(Stored data)
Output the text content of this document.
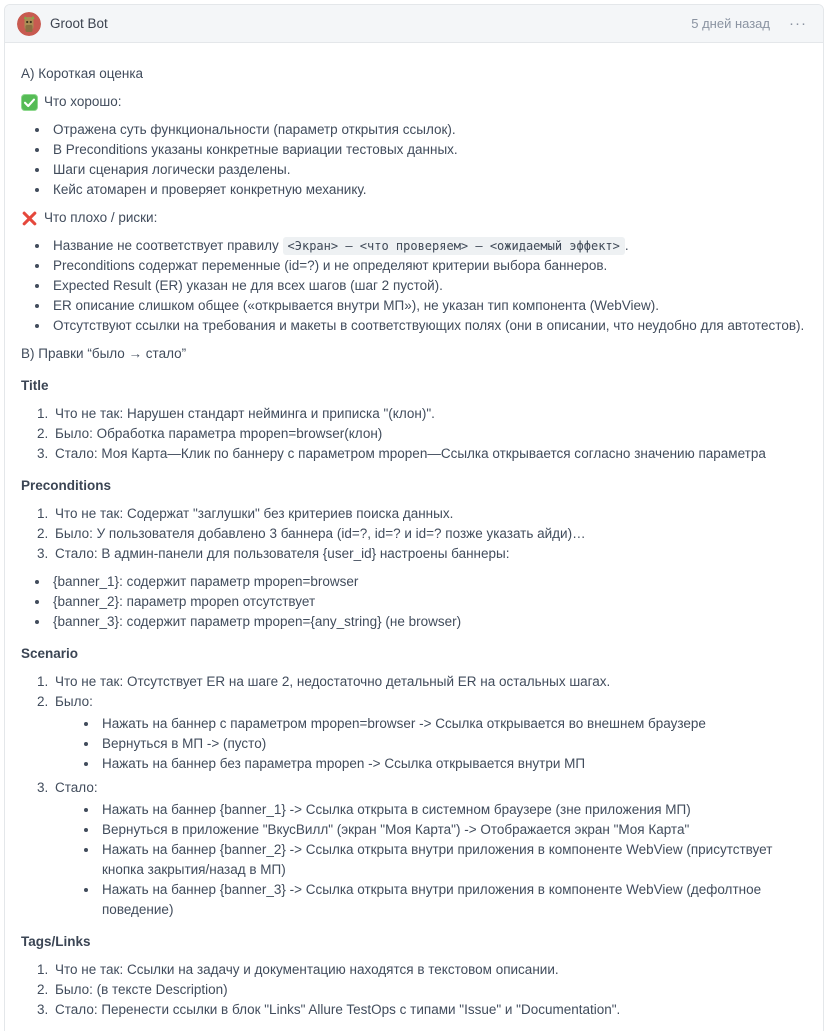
Groot Bot	5 дней назад ···

А) Короткая оценка

Что хорошо:

• Отражена суть функциональности (параметр открытия ссылок).
• В Preconditions указаны конкретные вариации тестовых данных.
• Шаги сценария логически разделены.
• Кейс атомарен и проверяет конкретную механику.

Что плохо / риски:

• Название не соответствует правилу <Экран> — <что проверяем> — <ожидаемый эффект> .
• Preconditions содержат переменные (id=?) и не определяют критерии выбора баннеров.
• Expected Result (ER) указан не для всех шагов (шаг 2 пустой).
• ER описание слишком общее («открывается внутри МП»), не указан тип компонента (WebView).
• Отсутствуют ссылки на требования и макеты в соответствующих полях (они в описании, что неудобно для автотестов).

В) Правки “было → стало”

Title
1. Что не так: Нарушен стандарт нейминга и приписка "(клон)".
2. Было: Обработка параметра mpopen=browser(клон)
3. Стало: Моя Карта—Клик по баннеру с параметром mpopen—Ссылка открывается согласно значению параметра
Preconditions
1. Что не так: Содержат "заглушки" без критериев поиска данных.
2. Было: У пользователя добавлено 3 баннера (id=?, id=? и id=? позже указать айди)…
3. Стало: В админ-панели для пользователя {user_id} настроены баннеры:
• {banner_1}: содержит параметр mpopen=browser
• {banner_2}: параметр mpopen отсутствует
• {banner_3}: содержит параметр mpopen={any_string} (не browser)
Scenario
1. Что не так: Отсутствует ER на шаге 2, недостаточно детальный ER на остальных шагах.
2. Было:
• Нажать на баннер с параметром mpopen=browser -> Ссылка открывается во внешнем браузере
• Вернуться в МП -> (пусто)
• Нажать на баннер без параметра mpopen -> Ссылка открывается внутри МП
3. Стало:
• Нажать на баннер {banner_1} -> Ссылка открыта в системном браузере (зне приложения МП)
• Вернуться в приложение "ВкусВилл" (экран "Моя Карта") -> Отображается экран "Моя Карта"
• Нажать на баннер {banner_2} -> Ссылка открыта внутри приложения в компоненте WebView (присутствует кнопка закрытия/назад в МП)
• Нажать на баннер {banner_3} -> Ссылка открыта внутри приложения в компоненте WebView (дефолтное поведение)
Tags/Links
1. Что не так: Ссылки на задачу и документацию находятся в текстовом описании.
2. Было: (в тексте Description)
3. Стало: Перенести ссылки в блок "Links" Allure TestOps с типами "Issue" и "Documentation".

_What is being asked_
Identify the lines above with the word "пользователя". Copy them.

_Task solution_
2. Было: У пользователя добавлено 3 баннера (id=?, id=? и id=? позже указать айди)…
3. Стало: В админ-панели для пользователя {user_id} настроены баннеры:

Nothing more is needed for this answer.